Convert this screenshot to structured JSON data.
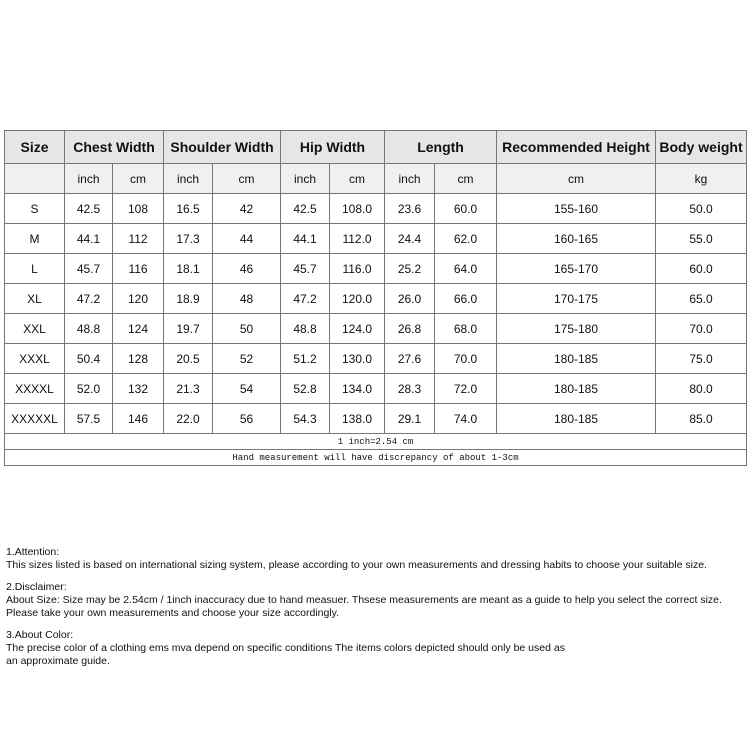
{
  "table": {
    "headers": [
      "Size",
      "Chest Width",
      "Shoulder Width",
      "Hip Width",
      "Length",
      "Recommended Height",
      "Body weight"
    ],
    "subheaders": [
      "",
      "inch",
      "cm",
      "inch",
      "cm",
      "inch",
      "cm",
      "inch",
      "cm",
      "cm",
      "kg"
    ],
    "rows": [
      [
        "S",
        "42.5",
        "108",
        "16.5",
        "42",
        "42.5",
        "108.0",
        "23.6",
        "60.0",
        "155-160",
        "50.0"
      ],
      [
        "M",
        "44.1",
        "112",
        "17.3",
        "44",
        "44.1",
        "112.0",
        "24.4",
        "62.0",
        "160-165",
        "55.0"
      ],
      [
        "L",
        "45.7",
        "116",
        "18.1",
        "46",
        "45.7",
        "116.0",
        "25.2",
        "64.0",
        "165-170",
        "60.0"
      ],
      [
        "XL",
        "47.2",
        "120",
        "18.9",
        "48",
        "47.2",
        "120.0",
        "26.0",
        "66.0",
        "170-175",
        "65.0"
      ],
      [
        "XXL",
        "48.8",
        "124",
        "19.7",
        "50",
        "48.8",
        "124.0",
        "26.8",
        "68.0",
        "175-180",
        "70.0"
      ],
      [
        "XXXL",
        "50.4",
        "128",
        "20.5",
        "52",
        "51.2",
        "130.0",
        "27.6",
        "70.0",
        "180-185",
        "75.0"
      ],
      [
        "XXXXL",
        "52.0",
        "132",
        "21.3",
        "54",
        "52.8",
        "134.0",
        "28.3",
        "72.0",
        "180-185",
        "80.0"
      ],
      [
        "XXXXXL",
        "57.5",
        "146",
        "22.0",
        "56",
        "54.3",
        "138.0",
        "29.1",
        "74.0",
        "180-185",
        "85.0"
      ]
    ],
    "note1": "1 inch=2.54 cm",
    "note2": "Hand measurement will have discrepancy of about 1-3cm"
  },
  "notes": [
    {
      "title": "1.Attention:",
      "lines": [
        "This sizes listed is based on international sizing system, please according to your own measurements and dressing habits to choose your suitable size."
      ]
    },
    {
      "title": "2.Disclaimer:",
      "lines": [
        "About Size: Size may be 2.54cm / 1inch inaccuracy due to hand measuer. Thsese measurements are meant as a guide to help you select the correct size.",
        "Please take your own measurements and choose your size accordingly."
      ]
    },
    {
      "title": "3.About Color:",
      "lines": [
        "The precise color of a clothing ems mva depend on specific conditions The items colors depicted should only be used as",
        "an approximate guide."
      ]
    }
  ]
}
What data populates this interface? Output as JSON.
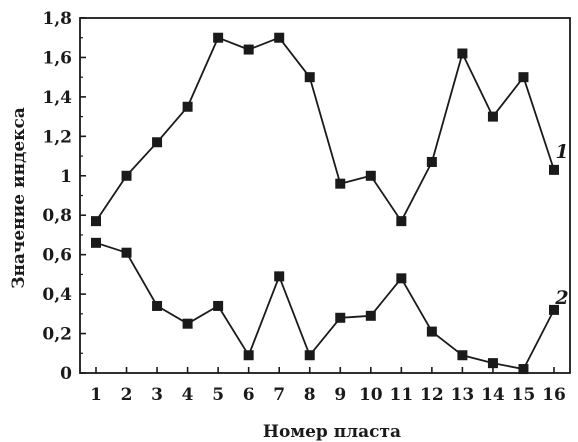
{
  "chart_data": {
    "type": "line",
    "xlabel": "Номер пласта",
    "ylabel": "Значение индекса",
    "x": [
      1,
      2,
      3,
      4,
      5,
      6,
      7,
      8,
      9,
      10,
      11,
      12,
      13,
      14,
      15,
      16
    ],
    "xlim": [
      1,
      16
    ],
    "ylim": [
      0,
      1.8
    ],
    "y_ticks": [
      0,
      0.2,
      0.4,
      0.6,
      0.8,
      1.0,
      1.2,
      1.4,
      1.6,
      1.8
    ],
    "y_tick_labels": [
      "0",
      "0,2",
      "0,4",
      "0,6",
      "0,8",
      "1",
      "1,2",
      "1,4",
      "1,6",
      "1,8"
    ],
    "x_tick_labels": [
      "1",
      "2",
      "3",
      "4",
      "5",
      "6",
      "7",
      "8",
      "9",
      "10",
      "11",
      "12",
      "13",
      "14",
      "15",
      "16"
    ],
    "grid": false,
    "marker": "square",
    "series": [
      {
        "name": "1",
        "values": [
          0.77,
          1.0,
          1.17,
          1.35,
          1.7,
          1.64,
          1.7,
          1.5,
          0.96,
          1.0,
          0.77,
          1.07,
          1.62,
          1.3,
          1.5,
          1.03
        ]
      },
      {
        "name": "2",
        "values": [
          0.66,
          0.61,
          0.34,
          0.25,
          0.34,
          0.09,
          0.49,
          0.09,
          0.28,
          0.29,
          0.48,
          0.21,
          0.09,
          0.05,
          0.02,
          0.32
        ]
      }
    ]
  }
}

☆ ☆ ☆

__Written request__: Take the listing above and restate it word for word, without its pictures.

__Output of the task__:
Convert this screenshot to structured JSON data.
{
  "table": {
    "headers": [
      "Size",
      "Chest Width",
      "Shoulder Width",
      "Hip Width",
      "Length",
      "Recommended Height",
      "Body weight"
    ],
    "subheaders": [
      "",
      "inch",
      "cm",
      "inch",
      "cm",
      "inch",
      "cm",
      "inch",
      "cm",
      "cm",
      "kg"
    ],
    "rows": [
      [
        "S",
        "42.5",
        "108",
        "16.5",
        "42",
        "42.5",
        "108.0",
        "23.6",
        "60.0",
        "155-160",
        "50.0"
      ],
      [
        "M",
        "44.1",
        "112",
        "17.3",
        "44",
        "44.1",
        "112.0",
        "24.4",
        "62.0",
        "160-165",
        "55.0"
      ],
      [
        "L",
        "45.7",
        "116",
        "18.1",
        "46",
        "45.7",
        "116.0",
        "25.2",
        "64.0",
        "165-170",
        "60.0"
      ],
      [
        "XL",
        "47.2",
        "120",
        "18.9",
        "48",
        "47.2",
        "120.0",
        "26.0",
        "66.0",
        "170-175",
        "65.0"
      ],
      [
        "XXL",
        "48.8",
        "124",
        "19.7",
        "50",
        "48.8",
        "124.0",
        "26.8",
        "68.0",
        "175-180",
        "70.0"
      ],
      [
        "XXXL",
        "50.4",
        "128",
        "20.5",
        "52",
        "51.2",
        "130.0",
        "27.6",
        "70.0",
        "180-185",
        "75.0"
      ],
      [
        "XXXXL",
        "52.0",
        "132",
        "21.3",
        "54",
        "52.8",
        "134.0",
        "28.3",
        "72.0",
        "180-185",
        "80.0"
      ],
      [
        "XXXXXL",
        "57.5",
        "146",
        "22.0",
        "56",
        "54.3",
        "138.0",
        "29.1",
        "74.0",
        "180-185",
        "85.0"
      ]
    ],
    "note1": "1 inch=2.54 cm",
    "note2": "Hand measurement will have discrepancy of about 1-3cm"
  },
  "notes": [
    {
      "title": "1.Attention:",
      "lines": [
        "This sizes listed is based on international sizing system, please according to your own measurements and dressing habits to choose your suitable size."
      ]
    },
    {
      "title": "2.Disclaimer:",
      "lines": [
        "About Size: Size may be 2.54cm / 1inch inaccuracy due to hand measuer. Thsese measurements are meant as a guide to help you select the correct size.",
        "Please take your own measurements and choose your size accordingly."
      ]
    },
    {
      "title": "3.About Color:",
      "lines": [
        "The precise color of a clothing ems mva depend on specific conditions The items colors depicted should only be used as",
        "an approximate guide."
      ]
    }
  ]
}
What data populates this interface? Output as JSON.
{
  "chart_data": {
    "type": "line",
    "xlabel": "Номер пласта",
    "ylabel": "Значение индекса",
    "x": [
      1,
      2,
      3,
      4,
      5,
      6,
      7,
      8,
      9,
      10,
      11,
      12,
      13,
      14,
      15,
      16
    ],
    "xlim": [
      1,
      16
    ],
    "ylim": [
      0,
      1.8
    ],
    "y_ticks": [
      0,
      0.2,
      0.4,
      0.6,
      0.8,
      1.0,
      1.2,
      1.4,
      1.6,
      1.8
    ],
    "y_tick_labels": [
      "0",
      "0,2",
      "0,4",
      "0,6",
      "0,8",
      "1",
      "1,2",
      "1,4",
      "1,6",
      "1,8"
    ],
    "x_tick_labels": [
      "1",
      "2",
      "3",
      "4",
      "5",
      "6",
      "7",
      "8",
      "9",
      "10",
      "11",
      "12",
      "13",
      "14",
      "15",
      "16"
    ],
    "grid": false,
    "marker": "square",
    "series": [
      {
        "name": "1",
        "values": [
          0.77,
          1.0,
          1.17,
          1.35,
          1.7,
          1.64,
          1.7,
          1.5,
          0.96,
          1.0,
          0.77,
          1.07,
          1.62,
          1.3,
          1.5,
          1.03
        ]
      },
      {
        "name": "2",
        "values": [
          0.66,
          0.61,
          0.34,
          0.25,
          0.34,
          0.09,
          0.49,
          0.09,
          0.28,
          0.29,
          0.48,
          0.21,
          0.09,
          0.05,
          0.02,
          0.32
        ]
      }
    ]
  }
}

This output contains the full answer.